** Opening Exercise data block **

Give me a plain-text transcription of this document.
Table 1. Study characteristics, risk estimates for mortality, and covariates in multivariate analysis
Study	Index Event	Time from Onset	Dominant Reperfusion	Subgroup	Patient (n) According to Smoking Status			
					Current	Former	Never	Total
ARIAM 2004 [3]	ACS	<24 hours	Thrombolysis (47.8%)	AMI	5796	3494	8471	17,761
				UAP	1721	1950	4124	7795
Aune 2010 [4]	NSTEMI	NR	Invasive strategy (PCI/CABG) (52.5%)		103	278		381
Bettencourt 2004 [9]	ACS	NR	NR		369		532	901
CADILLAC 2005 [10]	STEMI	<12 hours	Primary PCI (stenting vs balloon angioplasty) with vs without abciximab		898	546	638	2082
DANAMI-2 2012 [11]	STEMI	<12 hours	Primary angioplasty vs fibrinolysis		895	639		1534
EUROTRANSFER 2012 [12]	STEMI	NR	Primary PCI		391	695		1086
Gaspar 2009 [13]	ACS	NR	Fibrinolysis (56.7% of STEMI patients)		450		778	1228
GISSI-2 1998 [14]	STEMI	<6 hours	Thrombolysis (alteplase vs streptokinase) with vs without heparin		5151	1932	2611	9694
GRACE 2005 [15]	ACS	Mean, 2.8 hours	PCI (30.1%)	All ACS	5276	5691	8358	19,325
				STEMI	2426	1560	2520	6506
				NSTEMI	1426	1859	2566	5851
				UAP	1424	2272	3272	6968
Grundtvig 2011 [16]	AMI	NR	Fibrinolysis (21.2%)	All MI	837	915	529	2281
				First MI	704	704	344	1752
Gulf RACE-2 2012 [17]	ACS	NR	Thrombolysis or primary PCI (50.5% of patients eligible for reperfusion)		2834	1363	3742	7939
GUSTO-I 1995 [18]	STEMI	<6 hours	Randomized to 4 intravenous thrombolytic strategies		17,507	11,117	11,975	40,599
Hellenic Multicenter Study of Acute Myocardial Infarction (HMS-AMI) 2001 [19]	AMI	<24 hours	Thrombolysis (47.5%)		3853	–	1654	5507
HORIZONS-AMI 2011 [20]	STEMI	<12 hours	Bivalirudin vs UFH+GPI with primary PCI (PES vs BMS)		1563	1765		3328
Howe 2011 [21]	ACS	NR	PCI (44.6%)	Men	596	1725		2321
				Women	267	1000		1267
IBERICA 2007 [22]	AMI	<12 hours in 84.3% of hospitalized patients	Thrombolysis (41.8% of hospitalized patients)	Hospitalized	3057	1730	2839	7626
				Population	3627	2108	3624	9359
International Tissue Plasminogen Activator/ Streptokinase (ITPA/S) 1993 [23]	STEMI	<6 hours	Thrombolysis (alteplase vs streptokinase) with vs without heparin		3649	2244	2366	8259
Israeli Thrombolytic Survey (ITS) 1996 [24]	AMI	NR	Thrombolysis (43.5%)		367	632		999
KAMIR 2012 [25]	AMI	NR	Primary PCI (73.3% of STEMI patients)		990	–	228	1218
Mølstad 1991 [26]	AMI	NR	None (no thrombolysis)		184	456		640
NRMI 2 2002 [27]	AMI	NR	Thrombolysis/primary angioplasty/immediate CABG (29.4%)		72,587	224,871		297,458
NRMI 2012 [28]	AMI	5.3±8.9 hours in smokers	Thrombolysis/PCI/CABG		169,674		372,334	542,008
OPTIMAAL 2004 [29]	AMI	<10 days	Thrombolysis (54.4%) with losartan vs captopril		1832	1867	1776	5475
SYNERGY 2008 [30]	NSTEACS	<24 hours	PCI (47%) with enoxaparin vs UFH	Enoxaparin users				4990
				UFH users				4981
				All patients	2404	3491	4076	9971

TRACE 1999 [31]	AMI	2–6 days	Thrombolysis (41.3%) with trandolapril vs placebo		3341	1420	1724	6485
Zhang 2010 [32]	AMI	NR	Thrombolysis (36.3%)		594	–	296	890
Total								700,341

** Closing Exercise data block **

Whenever a line in the records above contains the string "heparin", copy that line.

GISSI-2 1998 [14]	STEMI	<6 hours	Thrombolysis (alteplase vs streptokinase) with vs without heparin		5151	1932	2611	9694
International Tissue Plasminogen Activator/ Streptokinase (ITPA/S) 1993 [23]	STEMI	<6 hours	Thrombolysis (alteplase vs streptokinase) with vs without heparin		3649	2244	2366	8259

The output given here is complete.